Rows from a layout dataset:
———

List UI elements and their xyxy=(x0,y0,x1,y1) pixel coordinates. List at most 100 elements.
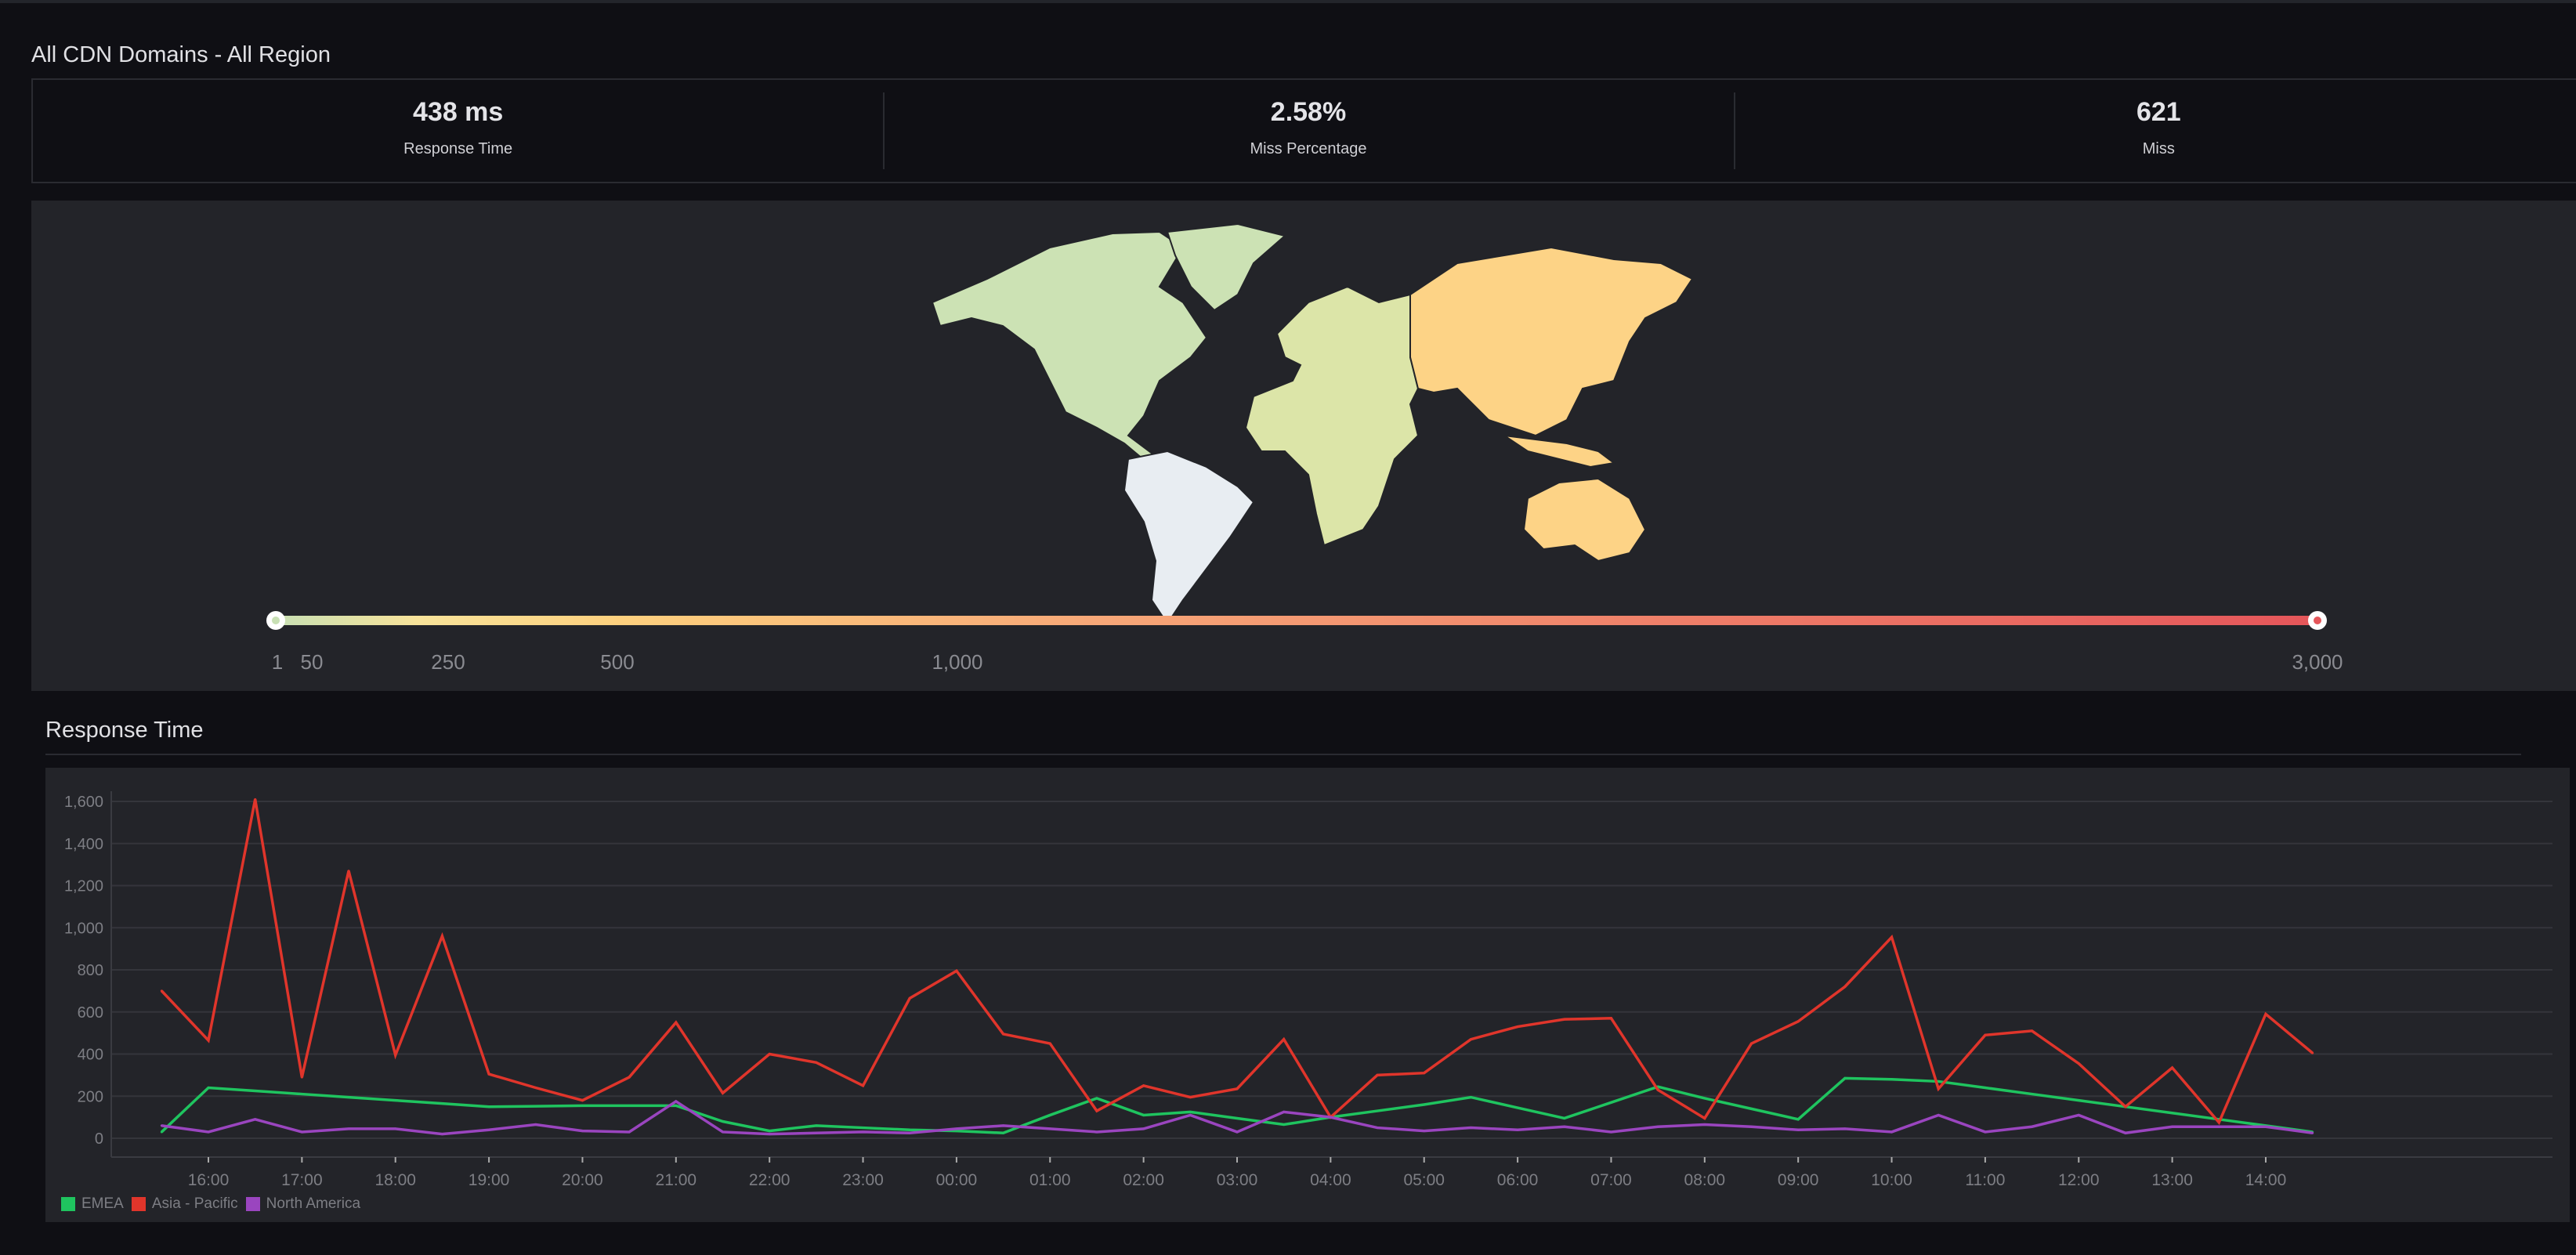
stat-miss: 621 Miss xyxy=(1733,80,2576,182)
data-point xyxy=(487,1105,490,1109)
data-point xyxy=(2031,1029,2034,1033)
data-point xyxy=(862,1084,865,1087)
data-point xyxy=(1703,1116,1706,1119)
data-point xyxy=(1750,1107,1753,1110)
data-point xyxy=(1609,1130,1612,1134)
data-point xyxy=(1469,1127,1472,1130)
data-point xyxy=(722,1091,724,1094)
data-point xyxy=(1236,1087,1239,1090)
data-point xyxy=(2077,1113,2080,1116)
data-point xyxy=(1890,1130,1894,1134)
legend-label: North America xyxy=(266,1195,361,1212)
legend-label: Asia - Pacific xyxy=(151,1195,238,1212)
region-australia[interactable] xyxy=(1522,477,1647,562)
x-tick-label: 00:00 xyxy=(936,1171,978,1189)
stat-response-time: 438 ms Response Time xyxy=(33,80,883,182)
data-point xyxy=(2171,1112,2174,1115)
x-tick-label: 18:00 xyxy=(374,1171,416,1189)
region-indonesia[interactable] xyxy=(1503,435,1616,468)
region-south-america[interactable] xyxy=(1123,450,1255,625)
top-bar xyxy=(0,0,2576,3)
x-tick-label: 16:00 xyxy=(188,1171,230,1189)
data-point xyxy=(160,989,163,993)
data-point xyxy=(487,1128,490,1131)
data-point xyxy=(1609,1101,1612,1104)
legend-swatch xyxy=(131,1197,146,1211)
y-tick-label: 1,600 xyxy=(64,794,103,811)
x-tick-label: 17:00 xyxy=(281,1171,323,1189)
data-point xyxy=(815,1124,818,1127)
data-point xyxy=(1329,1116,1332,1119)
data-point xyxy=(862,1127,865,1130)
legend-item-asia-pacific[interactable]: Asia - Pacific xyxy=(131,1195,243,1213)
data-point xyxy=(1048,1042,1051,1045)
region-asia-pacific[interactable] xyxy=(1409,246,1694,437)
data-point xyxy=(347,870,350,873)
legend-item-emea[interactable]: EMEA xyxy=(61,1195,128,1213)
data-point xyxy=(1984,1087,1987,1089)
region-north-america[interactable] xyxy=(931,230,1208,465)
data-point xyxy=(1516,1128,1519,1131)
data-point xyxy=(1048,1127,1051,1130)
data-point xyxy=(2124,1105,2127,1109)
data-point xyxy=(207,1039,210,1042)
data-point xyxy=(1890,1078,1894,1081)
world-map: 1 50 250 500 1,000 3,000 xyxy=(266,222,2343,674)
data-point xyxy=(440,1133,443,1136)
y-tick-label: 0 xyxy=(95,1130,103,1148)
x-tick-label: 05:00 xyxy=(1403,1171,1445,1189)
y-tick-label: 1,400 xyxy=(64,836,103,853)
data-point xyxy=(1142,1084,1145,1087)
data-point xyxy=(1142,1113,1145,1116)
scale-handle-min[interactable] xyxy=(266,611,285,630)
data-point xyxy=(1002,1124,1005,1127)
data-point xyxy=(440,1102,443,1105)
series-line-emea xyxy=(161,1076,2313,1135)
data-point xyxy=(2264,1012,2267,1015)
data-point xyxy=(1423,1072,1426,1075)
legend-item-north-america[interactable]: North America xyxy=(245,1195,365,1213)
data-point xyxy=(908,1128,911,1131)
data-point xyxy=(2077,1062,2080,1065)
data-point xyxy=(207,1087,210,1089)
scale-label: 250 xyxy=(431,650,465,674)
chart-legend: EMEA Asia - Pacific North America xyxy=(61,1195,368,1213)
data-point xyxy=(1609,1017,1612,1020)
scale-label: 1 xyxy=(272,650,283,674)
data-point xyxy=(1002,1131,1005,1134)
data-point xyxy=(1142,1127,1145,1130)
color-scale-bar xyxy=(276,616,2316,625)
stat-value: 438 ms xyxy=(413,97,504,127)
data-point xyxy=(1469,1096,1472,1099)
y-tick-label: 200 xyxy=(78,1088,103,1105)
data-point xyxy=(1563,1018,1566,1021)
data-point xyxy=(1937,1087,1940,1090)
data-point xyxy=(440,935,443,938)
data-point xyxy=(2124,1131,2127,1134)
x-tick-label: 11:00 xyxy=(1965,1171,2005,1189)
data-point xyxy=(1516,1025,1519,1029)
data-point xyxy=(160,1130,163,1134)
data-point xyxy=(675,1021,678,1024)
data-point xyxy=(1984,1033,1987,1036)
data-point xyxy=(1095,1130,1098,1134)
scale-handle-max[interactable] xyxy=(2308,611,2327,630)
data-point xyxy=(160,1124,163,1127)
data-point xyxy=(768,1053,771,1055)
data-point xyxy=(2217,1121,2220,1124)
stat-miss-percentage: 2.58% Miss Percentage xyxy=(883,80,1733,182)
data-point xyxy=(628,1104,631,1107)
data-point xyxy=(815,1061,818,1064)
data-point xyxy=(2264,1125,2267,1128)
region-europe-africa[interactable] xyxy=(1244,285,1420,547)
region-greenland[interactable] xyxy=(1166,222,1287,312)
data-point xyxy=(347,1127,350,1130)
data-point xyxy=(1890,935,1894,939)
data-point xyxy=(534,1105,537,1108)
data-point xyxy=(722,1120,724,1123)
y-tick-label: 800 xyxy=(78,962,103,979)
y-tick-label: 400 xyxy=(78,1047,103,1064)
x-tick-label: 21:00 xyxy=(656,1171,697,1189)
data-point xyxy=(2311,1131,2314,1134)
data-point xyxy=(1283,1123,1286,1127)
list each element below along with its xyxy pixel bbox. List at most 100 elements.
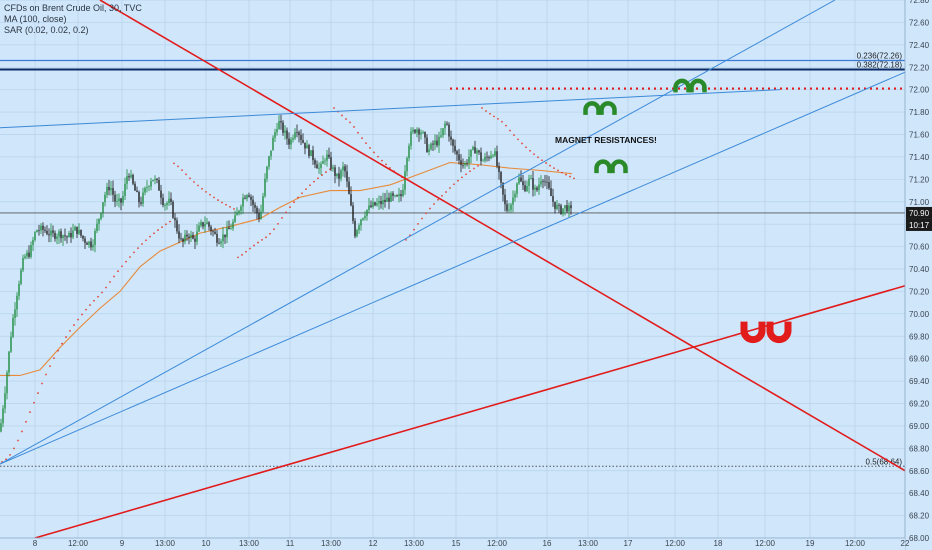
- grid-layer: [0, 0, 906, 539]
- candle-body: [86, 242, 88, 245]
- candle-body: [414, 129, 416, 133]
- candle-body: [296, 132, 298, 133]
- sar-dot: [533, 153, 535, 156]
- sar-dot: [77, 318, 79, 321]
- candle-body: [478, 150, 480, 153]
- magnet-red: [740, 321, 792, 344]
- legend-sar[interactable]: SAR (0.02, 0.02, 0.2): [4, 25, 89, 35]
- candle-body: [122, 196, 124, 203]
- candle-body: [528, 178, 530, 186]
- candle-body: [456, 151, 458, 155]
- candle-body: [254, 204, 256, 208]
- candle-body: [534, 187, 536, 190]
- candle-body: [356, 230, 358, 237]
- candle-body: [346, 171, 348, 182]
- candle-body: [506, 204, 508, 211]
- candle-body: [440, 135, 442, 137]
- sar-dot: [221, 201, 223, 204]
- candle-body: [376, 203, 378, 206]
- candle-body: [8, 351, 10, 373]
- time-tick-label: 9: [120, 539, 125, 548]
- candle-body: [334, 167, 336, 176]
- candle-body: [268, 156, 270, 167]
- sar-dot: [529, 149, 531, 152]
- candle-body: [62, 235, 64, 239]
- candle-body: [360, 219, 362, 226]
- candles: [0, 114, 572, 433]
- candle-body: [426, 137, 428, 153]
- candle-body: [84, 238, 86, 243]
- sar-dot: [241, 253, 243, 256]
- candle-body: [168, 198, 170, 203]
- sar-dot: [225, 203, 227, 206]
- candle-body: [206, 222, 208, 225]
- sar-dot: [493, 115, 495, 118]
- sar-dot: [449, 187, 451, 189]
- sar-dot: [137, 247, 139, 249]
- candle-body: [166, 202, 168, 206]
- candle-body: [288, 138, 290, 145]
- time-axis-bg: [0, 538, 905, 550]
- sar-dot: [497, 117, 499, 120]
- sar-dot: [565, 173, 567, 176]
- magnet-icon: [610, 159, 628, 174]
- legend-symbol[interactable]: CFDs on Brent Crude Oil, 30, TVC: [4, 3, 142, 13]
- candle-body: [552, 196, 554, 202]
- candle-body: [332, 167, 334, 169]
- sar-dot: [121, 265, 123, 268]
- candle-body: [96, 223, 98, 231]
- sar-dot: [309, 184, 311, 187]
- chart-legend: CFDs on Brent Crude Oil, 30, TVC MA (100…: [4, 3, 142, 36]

———

Please set down the stretch of entries from the line containing "stat-miss: 621 Miss xyxy=(1733,80,2576,182)" through the line containing "data-point xyxy=(1236,1087,1239,1090)", reproducing each line verbatim.

### Complete response
stat-miss: 621 Miss xyxy=(1733,80,2576,182)
data-point xyxy=(487,1105,490,1109)
data-point xyxy=(2031,1029,2034,1033)
data-point xyxy=(862,1084,865,1087)
data-point xyxy=(1703,1116,1706,1119)
data-point xyxy=(1750,1107,1753,1110)
data-point xyxy=(1609,1130,1612,1134)
data-point xyxy=(1469,1127,1472,1130)
data-point xyxy=(722,1091,724,1094)
data-point xyxy=(1236,1087,1239,1090)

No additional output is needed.